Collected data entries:
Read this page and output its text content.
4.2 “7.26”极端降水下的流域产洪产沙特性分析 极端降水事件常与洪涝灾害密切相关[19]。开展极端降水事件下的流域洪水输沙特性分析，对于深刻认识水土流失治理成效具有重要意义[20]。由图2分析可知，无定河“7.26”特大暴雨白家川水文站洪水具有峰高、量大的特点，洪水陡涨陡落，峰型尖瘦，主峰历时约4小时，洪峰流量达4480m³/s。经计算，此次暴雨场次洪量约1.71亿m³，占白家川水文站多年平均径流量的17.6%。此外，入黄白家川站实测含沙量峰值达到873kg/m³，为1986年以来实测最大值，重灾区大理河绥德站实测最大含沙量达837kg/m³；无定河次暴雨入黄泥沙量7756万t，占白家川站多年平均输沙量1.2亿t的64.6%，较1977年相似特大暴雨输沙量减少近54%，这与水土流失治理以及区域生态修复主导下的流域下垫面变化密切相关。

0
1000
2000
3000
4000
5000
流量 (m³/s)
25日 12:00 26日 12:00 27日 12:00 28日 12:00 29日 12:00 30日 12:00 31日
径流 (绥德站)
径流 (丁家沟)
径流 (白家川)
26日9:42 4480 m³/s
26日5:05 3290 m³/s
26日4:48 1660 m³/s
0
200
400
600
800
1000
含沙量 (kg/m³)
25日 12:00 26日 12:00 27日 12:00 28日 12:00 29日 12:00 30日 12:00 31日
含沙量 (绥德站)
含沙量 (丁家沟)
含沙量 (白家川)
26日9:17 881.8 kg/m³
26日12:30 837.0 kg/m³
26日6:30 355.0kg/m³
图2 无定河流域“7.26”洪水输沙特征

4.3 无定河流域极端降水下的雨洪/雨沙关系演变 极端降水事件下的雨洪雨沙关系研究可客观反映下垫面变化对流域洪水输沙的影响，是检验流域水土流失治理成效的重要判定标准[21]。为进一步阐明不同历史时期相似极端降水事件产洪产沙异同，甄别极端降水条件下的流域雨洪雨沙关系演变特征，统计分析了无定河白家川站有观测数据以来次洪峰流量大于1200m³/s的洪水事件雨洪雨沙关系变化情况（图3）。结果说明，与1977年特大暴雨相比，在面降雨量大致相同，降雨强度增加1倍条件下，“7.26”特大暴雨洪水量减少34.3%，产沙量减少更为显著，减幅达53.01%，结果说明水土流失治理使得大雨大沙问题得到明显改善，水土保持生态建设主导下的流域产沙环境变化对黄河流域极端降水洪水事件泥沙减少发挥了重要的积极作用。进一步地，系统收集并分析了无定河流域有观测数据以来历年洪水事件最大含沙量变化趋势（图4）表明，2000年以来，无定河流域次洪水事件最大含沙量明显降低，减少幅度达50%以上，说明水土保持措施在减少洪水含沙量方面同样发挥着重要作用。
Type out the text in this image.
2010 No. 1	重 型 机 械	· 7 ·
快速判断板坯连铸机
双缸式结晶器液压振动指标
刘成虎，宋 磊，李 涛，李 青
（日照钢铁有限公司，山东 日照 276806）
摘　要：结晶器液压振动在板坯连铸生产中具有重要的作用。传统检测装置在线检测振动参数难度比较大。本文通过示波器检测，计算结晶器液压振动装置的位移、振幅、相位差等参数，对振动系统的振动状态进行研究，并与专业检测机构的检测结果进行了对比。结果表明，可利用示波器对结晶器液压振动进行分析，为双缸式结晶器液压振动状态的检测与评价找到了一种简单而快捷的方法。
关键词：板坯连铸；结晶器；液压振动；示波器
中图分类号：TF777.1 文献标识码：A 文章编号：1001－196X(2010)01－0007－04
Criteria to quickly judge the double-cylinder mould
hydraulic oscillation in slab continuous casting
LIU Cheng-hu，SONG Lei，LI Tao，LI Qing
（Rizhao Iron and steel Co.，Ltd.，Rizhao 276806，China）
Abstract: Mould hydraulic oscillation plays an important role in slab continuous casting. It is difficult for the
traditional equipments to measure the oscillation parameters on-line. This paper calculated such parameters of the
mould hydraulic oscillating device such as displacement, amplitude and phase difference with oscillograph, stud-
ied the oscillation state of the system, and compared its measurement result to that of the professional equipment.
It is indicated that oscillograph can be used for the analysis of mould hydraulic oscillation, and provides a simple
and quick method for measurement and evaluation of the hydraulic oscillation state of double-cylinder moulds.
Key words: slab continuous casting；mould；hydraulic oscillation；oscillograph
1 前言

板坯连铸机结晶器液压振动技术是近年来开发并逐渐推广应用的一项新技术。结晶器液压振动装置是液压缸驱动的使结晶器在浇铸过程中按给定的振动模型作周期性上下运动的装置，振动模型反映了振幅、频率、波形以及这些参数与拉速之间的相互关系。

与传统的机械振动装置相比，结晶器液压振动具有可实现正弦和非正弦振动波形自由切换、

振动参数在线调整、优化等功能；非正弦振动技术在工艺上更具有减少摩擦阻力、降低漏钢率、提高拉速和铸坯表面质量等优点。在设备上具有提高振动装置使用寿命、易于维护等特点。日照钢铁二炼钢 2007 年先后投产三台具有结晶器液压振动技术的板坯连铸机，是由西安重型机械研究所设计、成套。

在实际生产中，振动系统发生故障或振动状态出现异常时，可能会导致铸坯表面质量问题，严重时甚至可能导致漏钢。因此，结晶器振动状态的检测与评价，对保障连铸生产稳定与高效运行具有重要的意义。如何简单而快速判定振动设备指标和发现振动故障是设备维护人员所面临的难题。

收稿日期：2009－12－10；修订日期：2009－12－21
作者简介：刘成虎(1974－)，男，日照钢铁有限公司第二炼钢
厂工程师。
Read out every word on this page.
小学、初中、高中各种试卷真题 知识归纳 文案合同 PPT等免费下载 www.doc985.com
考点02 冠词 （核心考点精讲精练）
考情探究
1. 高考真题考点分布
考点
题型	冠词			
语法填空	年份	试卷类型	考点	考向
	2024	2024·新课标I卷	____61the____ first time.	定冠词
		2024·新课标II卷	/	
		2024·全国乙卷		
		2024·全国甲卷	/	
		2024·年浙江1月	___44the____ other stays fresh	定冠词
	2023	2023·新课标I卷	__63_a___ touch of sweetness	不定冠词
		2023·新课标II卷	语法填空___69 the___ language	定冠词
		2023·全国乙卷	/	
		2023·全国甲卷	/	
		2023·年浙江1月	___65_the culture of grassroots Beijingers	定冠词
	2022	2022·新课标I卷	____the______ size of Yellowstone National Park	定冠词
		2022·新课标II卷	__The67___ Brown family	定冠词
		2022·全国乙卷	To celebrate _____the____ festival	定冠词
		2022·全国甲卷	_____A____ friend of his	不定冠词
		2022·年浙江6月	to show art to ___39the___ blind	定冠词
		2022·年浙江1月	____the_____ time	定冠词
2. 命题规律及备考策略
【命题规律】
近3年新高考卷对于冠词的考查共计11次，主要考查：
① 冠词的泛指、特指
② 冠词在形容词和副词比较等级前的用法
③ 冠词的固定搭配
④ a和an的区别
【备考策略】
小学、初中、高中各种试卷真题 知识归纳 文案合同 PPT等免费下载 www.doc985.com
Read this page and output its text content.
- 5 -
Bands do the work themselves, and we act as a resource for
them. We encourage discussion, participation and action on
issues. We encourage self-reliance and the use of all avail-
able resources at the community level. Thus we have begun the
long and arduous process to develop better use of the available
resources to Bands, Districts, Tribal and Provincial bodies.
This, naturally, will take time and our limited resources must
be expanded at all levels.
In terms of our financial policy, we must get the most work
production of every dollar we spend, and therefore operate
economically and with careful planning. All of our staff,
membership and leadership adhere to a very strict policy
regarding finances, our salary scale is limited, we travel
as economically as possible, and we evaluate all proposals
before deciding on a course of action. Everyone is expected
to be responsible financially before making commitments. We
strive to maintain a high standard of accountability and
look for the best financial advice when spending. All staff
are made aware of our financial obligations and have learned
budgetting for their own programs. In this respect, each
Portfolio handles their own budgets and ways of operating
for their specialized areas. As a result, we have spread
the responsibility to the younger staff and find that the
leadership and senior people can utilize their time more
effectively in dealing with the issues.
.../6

--- To be done ---
Of all the lines above, how many contain "新课标I卷"? Give the number and nothing more.

--- Answer to this exercise ---
3